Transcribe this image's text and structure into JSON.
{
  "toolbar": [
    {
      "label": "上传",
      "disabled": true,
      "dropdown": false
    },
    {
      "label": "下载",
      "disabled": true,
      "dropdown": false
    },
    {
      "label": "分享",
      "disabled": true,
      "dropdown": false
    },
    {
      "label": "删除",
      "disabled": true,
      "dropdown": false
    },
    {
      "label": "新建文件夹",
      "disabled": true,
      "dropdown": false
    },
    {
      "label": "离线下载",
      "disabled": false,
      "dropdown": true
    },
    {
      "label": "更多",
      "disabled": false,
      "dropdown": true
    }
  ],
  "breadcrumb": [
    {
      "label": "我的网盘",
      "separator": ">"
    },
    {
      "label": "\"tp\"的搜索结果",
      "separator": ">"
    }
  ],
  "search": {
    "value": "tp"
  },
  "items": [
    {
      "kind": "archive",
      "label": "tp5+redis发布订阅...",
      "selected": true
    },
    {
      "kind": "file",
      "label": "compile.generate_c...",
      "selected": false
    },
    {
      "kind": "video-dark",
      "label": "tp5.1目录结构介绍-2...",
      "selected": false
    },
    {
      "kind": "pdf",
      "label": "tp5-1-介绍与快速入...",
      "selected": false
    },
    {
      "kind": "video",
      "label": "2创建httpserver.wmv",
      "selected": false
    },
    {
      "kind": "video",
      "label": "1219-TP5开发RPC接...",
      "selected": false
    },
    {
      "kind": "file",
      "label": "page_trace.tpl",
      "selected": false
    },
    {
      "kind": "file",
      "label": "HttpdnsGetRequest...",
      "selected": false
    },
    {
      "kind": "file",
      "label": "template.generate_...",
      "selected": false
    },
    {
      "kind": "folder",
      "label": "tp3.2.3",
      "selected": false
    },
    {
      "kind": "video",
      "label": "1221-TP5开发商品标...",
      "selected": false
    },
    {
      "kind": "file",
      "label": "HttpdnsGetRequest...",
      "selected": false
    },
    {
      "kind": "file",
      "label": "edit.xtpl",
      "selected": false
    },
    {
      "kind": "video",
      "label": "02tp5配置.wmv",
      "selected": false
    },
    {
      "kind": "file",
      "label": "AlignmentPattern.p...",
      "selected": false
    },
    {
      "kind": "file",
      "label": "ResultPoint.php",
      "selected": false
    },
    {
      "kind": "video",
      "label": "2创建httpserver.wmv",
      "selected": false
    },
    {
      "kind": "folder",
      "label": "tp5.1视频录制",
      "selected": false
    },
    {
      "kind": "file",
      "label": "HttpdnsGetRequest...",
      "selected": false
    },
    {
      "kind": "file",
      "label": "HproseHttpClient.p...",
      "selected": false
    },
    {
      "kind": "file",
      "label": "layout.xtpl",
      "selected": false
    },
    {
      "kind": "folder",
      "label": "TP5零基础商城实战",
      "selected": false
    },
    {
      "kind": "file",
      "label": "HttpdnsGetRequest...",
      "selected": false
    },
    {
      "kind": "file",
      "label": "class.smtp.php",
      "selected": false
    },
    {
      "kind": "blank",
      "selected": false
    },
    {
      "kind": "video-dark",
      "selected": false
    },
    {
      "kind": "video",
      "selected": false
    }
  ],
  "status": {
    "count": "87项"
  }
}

· · ·

**Exercise aim:** Copy every line of the material, please, keeping it exactly the same.

**Full output:**
Transcribe this image's text and structure into JSON.
{
  "toolbar": [
    {
      "label": "上传",
      "disabled": true,
      "dropdown": false
    },
    {
      "label": "下载",
      "disabled": true,
      "dropdown": false
    },
    {
      "label": "分享",
      "disabled": true,
      "dropdown": false
    },
    {
      "label": "删除",
      "disabled": true,
      "dropdown": false
    },
    {
      "label": "新建文件夹",
      "disabled": true,
      "dropdown": false
    },
    {
      "label": "离线下载",
      "disabled": false,
      "dropdown": true
    },
    {
      "label": "更多",
      "disabled": false,
      "dropdown": true
    }
  ],
  "breadcrumb": [
    {
      "label": "我的网盘",
      "separator": ">"
    },
    {
      "label": "\"tp\"的搜索结果",
      "separator": ">"
    }
  ],
  "search": {
    "value": "tp"
  },
  "items": [
    {
      "kind": "archive",
      "label": "tp5+redis发布订阅...",
      "selected": true
    },
    {
      "kind": "file",
      "label": "compile.generate_c...",
      "selected": false
    },
    {
      "kind": "video-dark",
      "label": "tp5.1目录结构介绍-2...",
      "selected": false
    },
    {
      "kind": "pdf",
      "label": "tp5-1-介绍与快速入...",
      "selected": false
    },
    {
      "kind": "video",
      "label": "2创建httpserver.wmv",
      "selected": false
    },
    {
      "kind": "video",
      "label": "1219-TP5开发RPC接...",
      "selected": false
    },
    {
      "kind": "file",
      "label": "page_trace.tpl",
      "selected": false
    },
    {
      "kind": "file",
      "label": "HttpdnsGetRequest...",
      "selected": false
    },
    {
      "kind": "file",
      "label": "template.generate_...",
      "selected": false
    },
    {
      "kind": "folder",
      "label": "tp3.2.3",
      "selected": false
    },
    {
      "kind": "video",
      "label": "1221-TP5开发商品标...",
      "selected": false
    },
    {
      "kind": "file",
      "label": "HttpdnsGetRequest...",
      "selected": false
    },
    {
      "kind": "file",
      "label": "edit.xtpl",
      "selected": false
    },
    {
      "kind": "video",
      "label": "02tp5配置.wmv",
      "selected": false
    },
    {
      "kind": "file",
      "label": "AlignmentPattern.p...",
      "selected": false
    },
    {
      "kind": "file",
      "label": "ResultPoint.php",
      "selected": false
    },
    {
      "kind": "video",
      "label": "2创建httpserver.wmv",
      "selected": false
    },
    {
      "kind": "folder",
      "label": "tp5.1视频录制",
      "selected": false
    },
    {
      "kind": "file",
      "label": "HttpdnsGetRequest...",
      "selected": false
    },
    {
      "kind": "file",
      "label": "HproseHttpClient.p...",
      "selected": false
    },
    {
      "kind": "file",
      "label": "layout.xtpl",
      "selected": false
    },
    {
      "kind": "folder",
      "label": "TP5零基础商城实战",
      "selected": false
    },
    {
      "kind": "file",
      "label": "HttpdnsGetRequest...",
      "selected": false
    },
    {
      "kind": "file",
      "label": "class.smtp.php",
      "selected": false
    },
    {
      "kind": "blank",
      "selected": false
    },
    {
      "kind": "video-dark",
      "selected": false
    },
    {
      "kind": "video",
      "selected": false
    }
  ],
  "status": {
    "count": "87项"
  }
}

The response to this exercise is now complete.